#### ARTICLE
[Start]
Socks "R" Us

The stories of a person hopelessly addicted to knitting socks (and a few other things).

Name:
Location: St. Petersburg, Florida, United States

I am officially a nursing student! Took me forever but i was finally accepted into a private nursing school. I am currently employed as a photographer with Sears and am enjoying capturing memories for strangers :-p

Sunday, November 27, 2005


My finished (if not yet felted) fuzzy feet out on the back porch soaking up the Florida sunshine. Posted by Picasa

Thursday, November 24, 2005

Black Hole of Knitting

I may have made the slight strategical error of offending the beautiful red wool that I'm making my fuzzy foot out of, because I have suddenly been sucked into the black hole of knitting. I knit rows and rows and the thing stubbornly stays 8.5 inches. It needs to be 9 before i start decreases, needless to say...i'm rather frustrated now. Hopefully it'll get better ( I don't think it could get worse) and because it is Thanksgiving, I'm going to revel in the fact that i've already made one, and the toe doesn't look like it was grafted by a primate!! We're movin on up (i'm referring to me and my knitting skills, not the jeffersons). The second one is just about poetry in knitting, to my mind anyway. The gussett decreases are much neater as is the heel turn. All I can say is that I'm really glad these are being felted, so nobody will notice that one is much better than the other..oops, did I say that. Good thing slippers can't read, otherwise my completed one would come up with some death wish for itself. Must begin second doggy sweater, my friend's poor Yorkie is freezing and must have cute purple verigated thingy to send to keep her warm. Oh, in computer new, I have my computer back, my iTunes is perfectly perfect, and my loving (and talented) bf installed a tv card and a dvd rom for the thing. So now I can watch tv on my computer! How cool is that? But it gets better, I have a remote too! So I can lay in bed and watch tv on my computer and change channels, I can even turn the computer off from the remote. Technology is too fun.
[End]
#### DIRECTIONS
In the knitting blog, how long must the fuzzy foot be before the decreases can start?

#### LISTED RECORDS
[Start]
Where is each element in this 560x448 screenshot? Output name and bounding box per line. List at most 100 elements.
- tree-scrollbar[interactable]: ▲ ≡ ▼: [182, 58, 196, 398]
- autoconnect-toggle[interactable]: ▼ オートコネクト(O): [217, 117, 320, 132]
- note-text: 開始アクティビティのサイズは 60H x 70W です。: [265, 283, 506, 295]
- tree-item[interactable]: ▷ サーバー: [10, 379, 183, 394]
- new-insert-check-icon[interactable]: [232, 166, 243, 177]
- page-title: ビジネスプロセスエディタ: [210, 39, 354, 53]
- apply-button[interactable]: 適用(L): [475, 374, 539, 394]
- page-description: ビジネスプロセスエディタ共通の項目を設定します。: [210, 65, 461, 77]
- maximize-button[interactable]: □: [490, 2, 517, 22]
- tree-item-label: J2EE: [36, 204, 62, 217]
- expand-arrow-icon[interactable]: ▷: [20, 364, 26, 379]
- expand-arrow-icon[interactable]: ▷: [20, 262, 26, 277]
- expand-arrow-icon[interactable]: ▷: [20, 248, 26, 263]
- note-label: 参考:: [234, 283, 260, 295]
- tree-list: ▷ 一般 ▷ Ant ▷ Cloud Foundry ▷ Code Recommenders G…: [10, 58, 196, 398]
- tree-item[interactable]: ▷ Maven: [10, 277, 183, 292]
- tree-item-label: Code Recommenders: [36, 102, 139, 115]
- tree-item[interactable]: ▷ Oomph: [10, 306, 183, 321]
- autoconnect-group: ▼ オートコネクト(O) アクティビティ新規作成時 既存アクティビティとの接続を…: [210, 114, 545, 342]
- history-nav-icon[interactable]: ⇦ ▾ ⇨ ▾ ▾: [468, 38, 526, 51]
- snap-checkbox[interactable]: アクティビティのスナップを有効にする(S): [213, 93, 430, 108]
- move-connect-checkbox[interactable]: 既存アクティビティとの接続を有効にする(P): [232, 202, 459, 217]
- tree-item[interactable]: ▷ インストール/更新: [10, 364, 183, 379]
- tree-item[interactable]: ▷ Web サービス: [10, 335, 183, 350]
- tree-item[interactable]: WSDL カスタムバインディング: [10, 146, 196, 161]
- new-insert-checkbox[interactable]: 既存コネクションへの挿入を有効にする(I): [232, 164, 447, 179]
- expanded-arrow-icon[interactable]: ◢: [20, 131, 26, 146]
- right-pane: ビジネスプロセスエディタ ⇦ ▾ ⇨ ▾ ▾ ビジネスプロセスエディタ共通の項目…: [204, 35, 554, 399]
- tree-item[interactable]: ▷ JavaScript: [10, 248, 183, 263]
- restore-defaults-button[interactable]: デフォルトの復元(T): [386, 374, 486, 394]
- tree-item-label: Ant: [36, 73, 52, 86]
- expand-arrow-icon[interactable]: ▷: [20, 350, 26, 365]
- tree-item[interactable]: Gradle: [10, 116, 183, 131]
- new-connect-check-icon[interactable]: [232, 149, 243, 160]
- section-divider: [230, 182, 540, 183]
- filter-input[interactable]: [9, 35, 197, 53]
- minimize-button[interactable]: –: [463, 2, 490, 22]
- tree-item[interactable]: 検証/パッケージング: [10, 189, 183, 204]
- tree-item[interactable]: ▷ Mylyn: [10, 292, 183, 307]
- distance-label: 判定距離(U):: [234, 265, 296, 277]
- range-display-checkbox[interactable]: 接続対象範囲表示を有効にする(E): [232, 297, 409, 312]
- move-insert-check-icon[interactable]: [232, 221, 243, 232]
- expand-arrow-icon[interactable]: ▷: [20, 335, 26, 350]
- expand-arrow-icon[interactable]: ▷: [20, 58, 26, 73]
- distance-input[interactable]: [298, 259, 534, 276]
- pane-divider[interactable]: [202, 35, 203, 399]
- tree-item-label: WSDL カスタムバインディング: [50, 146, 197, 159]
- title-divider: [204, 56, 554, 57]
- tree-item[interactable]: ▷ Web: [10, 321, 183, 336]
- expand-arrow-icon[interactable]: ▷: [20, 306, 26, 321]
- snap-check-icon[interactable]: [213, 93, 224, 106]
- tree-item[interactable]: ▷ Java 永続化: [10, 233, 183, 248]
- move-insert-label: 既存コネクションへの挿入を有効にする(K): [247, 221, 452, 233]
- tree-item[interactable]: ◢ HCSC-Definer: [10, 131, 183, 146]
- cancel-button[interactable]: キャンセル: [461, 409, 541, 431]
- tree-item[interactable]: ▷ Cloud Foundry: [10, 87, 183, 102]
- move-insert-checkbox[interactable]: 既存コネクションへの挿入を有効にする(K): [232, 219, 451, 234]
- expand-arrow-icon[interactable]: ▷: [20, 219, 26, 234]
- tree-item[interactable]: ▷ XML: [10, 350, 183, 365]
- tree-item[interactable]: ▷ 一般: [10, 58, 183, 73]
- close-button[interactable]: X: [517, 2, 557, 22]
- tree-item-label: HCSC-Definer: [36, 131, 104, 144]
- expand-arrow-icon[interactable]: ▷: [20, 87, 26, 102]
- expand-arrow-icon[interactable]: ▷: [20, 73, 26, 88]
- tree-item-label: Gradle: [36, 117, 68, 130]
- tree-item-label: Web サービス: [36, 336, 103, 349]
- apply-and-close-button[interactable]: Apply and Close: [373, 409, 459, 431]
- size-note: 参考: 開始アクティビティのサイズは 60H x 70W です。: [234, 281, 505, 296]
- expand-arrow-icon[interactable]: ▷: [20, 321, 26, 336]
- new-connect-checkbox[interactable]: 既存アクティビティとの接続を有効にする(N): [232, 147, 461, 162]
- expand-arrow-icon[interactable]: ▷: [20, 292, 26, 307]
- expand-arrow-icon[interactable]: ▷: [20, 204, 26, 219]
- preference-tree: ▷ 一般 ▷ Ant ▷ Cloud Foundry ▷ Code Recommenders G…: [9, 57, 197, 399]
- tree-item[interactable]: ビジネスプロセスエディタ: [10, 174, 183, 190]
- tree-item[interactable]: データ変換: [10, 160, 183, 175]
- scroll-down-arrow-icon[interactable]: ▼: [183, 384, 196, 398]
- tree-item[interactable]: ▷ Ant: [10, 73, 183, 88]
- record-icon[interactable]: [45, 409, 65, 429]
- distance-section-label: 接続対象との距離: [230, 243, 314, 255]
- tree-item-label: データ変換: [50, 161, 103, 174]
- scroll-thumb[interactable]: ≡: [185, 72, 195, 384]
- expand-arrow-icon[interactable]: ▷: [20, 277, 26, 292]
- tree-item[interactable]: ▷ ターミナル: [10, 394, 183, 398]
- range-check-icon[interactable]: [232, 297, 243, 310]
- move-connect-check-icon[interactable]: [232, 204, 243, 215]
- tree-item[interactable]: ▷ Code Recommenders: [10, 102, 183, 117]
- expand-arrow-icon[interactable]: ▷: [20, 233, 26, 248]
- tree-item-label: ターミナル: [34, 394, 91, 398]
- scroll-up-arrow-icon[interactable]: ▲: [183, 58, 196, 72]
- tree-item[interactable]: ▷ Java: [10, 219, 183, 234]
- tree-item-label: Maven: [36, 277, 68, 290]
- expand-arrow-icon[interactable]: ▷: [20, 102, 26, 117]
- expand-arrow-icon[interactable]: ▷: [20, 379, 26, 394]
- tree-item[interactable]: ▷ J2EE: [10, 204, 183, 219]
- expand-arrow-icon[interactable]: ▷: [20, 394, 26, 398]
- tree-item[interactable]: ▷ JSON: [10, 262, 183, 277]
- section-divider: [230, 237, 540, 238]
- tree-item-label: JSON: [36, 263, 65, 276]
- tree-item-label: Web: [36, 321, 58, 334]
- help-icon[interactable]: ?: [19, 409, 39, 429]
[End]
#### THE ANSWER
9 inches.